Records excerpted from a collection

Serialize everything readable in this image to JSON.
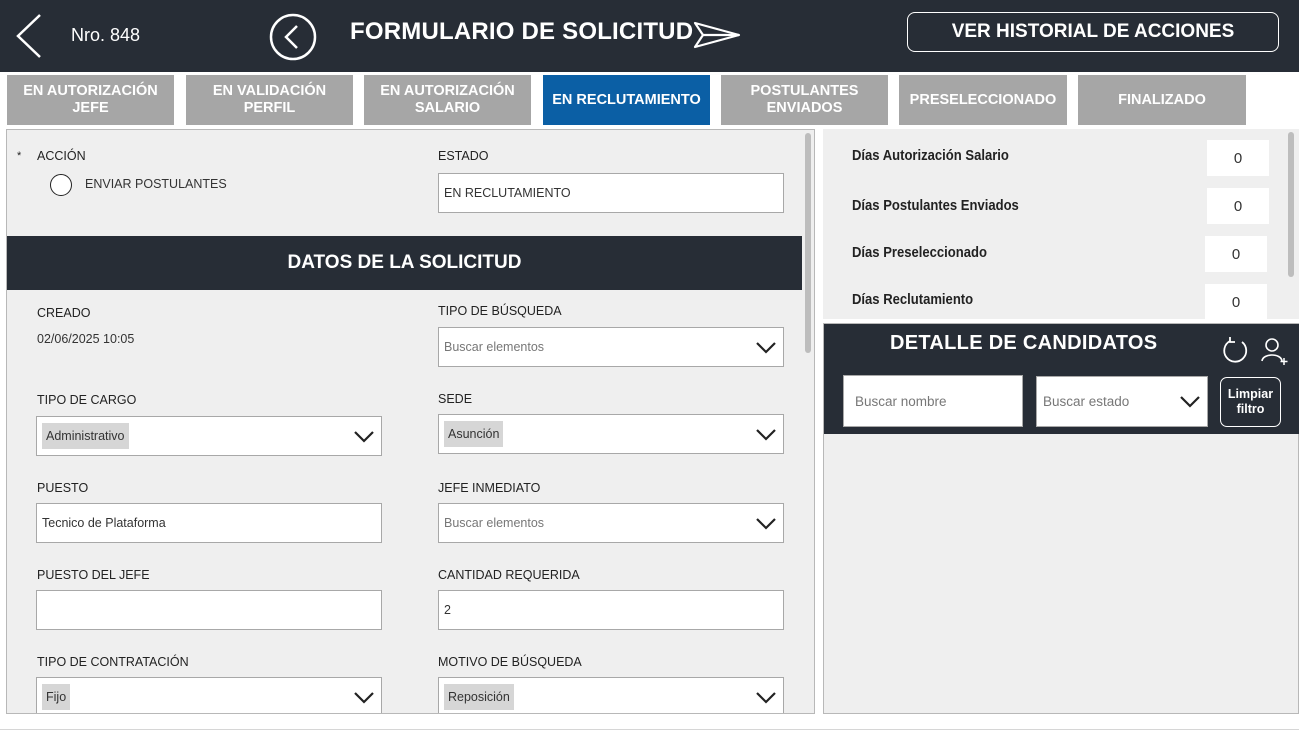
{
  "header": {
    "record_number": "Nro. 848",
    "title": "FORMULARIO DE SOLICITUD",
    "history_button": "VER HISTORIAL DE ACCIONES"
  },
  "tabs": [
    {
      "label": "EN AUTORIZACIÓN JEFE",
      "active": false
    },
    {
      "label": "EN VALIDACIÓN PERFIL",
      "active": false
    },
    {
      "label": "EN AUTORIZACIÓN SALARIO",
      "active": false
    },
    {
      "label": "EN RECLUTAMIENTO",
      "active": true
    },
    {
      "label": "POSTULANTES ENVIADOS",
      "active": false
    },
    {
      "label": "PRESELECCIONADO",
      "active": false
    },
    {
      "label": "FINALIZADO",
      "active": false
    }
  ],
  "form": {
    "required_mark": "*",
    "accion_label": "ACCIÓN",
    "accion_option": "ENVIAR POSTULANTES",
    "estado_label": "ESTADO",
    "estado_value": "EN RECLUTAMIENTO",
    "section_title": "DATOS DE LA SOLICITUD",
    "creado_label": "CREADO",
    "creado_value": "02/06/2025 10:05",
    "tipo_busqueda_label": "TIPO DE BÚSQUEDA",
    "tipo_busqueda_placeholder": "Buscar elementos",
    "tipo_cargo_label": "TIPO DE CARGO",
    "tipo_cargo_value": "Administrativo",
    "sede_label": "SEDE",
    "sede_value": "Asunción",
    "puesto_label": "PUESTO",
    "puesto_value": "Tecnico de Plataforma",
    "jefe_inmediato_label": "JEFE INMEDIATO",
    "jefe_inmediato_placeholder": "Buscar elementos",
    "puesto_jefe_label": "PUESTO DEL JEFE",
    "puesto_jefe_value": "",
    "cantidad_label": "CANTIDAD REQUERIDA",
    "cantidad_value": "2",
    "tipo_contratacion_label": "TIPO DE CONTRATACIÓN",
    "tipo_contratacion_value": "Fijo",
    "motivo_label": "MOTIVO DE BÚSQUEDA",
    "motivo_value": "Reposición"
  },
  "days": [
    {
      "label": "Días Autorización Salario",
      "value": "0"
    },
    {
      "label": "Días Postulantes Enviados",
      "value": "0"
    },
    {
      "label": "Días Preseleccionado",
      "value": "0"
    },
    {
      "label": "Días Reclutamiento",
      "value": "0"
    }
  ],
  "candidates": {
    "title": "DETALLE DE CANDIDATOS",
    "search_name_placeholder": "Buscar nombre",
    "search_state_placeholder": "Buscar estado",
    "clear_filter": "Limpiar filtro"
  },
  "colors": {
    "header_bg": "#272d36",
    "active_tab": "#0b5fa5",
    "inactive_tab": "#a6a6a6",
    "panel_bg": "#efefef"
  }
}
...
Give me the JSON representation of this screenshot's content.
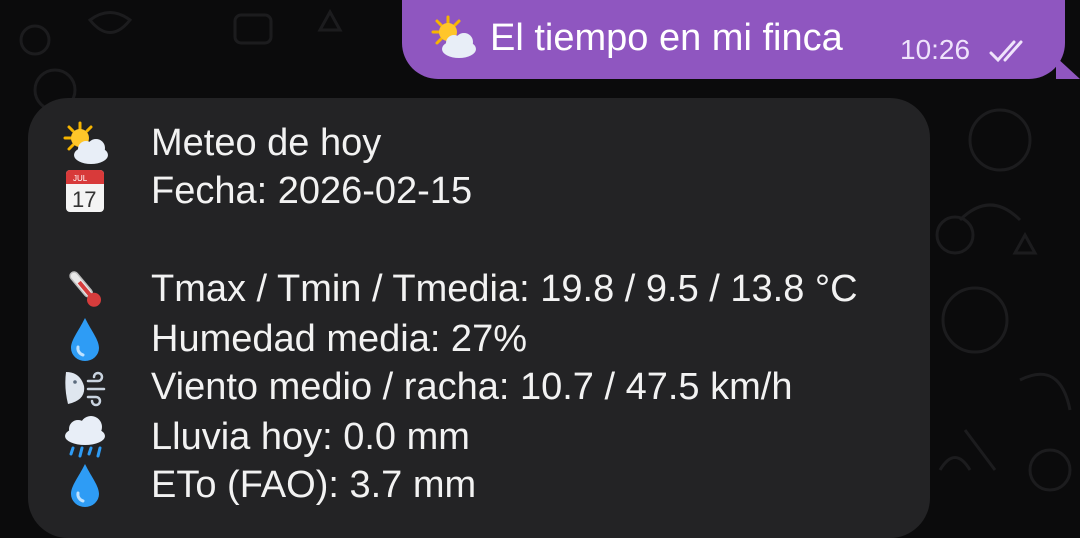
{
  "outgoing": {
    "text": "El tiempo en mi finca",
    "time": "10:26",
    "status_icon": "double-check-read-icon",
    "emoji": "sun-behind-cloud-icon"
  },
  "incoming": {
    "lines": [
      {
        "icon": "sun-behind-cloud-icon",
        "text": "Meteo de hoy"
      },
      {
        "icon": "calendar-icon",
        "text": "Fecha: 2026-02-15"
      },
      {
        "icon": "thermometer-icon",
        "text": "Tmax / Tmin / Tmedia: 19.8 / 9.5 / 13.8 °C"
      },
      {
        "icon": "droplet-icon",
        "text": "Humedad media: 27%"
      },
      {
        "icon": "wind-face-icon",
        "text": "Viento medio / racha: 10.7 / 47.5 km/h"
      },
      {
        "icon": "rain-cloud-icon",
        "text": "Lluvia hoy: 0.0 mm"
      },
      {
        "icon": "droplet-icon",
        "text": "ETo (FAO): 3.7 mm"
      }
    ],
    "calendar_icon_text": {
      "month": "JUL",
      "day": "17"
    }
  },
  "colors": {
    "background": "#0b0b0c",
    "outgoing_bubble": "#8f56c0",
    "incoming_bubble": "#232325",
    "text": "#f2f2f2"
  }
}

▸ **PROBLEM STATEMENT**: Determine the number of lines in the records that include the string "JSON", and respond with that number only.

▸ **TASK OUTPUT**: 2